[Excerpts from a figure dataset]
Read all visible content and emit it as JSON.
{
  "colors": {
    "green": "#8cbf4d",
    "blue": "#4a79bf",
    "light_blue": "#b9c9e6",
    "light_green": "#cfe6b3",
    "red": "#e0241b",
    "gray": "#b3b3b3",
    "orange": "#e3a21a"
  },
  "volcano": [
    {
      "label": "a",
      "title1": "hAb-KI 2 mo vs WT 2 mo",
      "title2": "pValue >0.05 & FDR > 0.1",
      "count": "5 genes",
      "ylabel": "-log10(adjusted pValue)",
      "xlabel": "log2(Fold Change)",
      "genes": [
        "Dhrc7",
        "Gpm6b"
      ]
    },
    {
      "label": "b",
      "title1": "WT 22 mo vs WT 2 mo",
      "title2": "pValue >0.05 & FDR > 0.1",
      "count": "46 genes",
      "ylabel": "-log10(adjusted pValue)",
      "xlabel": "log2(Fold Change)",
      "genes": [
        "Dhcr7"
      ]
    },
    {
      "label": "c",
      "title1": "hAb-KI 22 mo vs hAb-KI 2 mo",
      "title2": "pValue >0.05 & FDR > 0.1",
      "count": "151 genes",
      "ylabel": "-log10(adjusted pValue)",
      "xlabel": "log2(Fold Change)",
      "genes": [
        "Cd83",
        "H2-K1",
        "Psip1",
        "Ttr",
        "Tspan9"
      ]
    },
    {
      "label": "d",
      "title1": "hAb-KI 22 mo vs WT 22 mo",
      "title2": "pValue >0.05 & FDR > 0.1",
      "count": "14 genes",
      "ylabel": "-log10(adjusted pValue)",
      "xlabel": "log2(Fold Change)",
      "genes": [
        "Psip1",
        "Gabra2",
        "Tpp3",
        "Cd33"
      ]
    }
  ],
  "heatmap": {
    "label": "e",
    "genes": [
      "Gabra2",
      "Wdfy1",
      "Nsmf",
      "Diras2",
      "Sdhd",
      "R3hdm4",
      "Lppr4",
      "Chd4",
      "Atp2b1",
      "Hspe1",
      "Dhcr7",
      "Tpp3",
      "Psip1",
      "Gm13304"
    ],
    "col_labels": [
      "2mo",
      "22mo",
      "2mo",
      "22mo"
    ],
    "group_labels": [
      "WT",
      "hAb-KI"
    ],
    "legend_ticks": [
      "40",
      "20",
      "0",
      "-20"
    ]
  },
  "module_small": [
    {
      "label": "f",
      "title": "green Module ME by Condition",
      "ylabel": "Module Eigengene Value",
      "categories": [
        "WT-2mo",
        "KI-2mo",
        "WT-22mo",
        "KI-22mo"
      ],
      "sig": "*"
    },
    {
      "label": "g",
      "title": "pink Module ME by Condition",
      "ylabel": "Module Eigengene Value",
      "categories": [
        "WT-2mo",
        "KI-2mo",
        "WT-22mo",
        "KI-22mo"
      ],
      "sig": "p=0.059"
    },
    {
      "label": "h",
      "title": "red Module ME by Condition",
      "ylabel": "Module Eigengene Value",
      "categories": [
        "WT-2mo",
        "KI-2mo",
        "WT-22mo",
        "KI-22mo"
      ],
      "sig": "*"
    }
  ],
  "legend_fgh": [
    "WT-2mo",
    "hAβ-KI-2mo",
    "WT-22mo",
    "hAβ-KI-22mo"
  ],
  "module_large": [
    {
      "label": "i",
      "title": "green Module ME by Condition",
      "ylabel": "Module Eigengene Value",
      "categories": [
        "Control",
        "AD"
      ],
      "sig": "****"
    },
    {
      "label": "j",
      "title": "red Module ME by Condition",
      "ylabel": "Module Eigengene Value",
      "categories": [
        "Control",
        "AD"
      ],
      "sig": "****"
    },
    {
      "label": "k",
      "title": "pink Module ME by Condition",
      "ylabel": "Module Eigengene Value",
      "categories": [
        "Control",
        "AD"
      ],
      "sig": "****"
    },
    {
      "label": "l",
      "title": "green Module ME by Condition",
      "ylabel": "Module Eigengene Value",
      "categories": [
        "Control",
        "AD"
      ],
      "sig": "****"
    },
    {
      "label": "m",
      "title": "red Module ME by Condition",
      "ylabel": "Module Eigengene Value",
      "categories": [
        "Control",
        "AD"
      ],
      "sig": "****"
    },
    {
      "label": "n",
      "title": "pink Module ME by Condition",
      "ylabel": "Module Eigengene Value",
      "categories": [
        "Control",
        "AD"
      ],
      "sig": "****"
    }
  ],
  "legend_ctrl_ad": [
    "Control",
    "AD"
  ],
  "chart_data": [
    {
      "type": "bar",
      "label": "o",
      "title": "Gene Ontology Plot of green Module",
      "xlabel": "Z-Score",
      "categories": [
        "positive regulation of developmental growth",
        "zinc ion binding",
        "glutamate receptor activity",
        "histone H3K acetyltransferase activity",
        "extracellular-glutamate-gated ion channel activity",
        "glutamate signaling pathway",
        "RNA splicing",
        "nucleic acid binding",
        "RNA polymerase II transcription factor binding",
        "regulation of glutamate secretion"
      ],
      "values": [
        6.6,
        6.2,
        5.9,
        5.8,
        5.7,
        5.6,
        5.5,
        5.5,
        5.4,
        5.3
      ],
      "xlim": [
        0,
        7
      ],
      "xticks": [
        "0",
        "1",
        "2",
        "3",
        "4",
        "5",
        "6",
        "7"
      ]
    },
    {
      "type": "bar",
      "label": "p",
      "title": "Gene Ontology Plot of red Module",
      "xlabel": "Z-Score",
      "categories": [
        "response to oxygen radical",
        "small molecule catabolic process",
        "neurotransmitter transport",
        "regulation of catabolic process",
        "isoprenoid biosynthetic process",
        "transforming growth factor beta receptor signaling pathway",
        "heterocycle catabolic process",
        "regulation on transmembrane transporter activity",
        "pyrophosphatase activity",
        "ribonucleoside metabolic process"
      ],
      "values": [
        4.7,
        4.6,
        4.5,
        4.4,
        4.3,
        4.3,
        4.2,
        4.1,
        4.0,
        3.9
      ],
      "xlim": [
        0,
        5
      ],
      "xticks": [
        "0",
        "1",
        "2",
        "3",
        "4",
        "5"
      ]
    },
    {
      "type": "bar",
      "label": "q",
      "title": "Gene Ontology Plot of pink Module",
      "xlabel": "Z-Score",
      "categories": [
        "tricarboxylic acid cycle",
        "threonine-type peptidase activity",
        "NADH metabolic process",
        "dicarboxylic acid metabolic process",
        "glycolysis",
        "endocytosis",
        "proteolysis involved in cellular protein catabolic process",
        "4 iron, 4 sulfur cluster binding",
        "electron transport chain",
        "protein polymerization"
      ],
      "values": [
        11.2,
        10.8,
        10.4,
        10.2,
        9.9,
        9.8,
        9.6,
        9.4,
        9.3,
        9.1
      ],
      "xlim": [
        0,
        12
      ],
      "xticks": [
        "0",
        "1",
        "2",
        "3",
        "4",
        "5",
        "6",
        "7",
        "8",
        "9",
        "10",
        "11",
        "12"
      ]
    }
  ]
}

## Task brief
With "signaling" as the string to find, copy every line of the records that holds it.

## Solution for this task
        "glutamate signaling pathway",
        "transforming growth factor beta receptor signaling pathway",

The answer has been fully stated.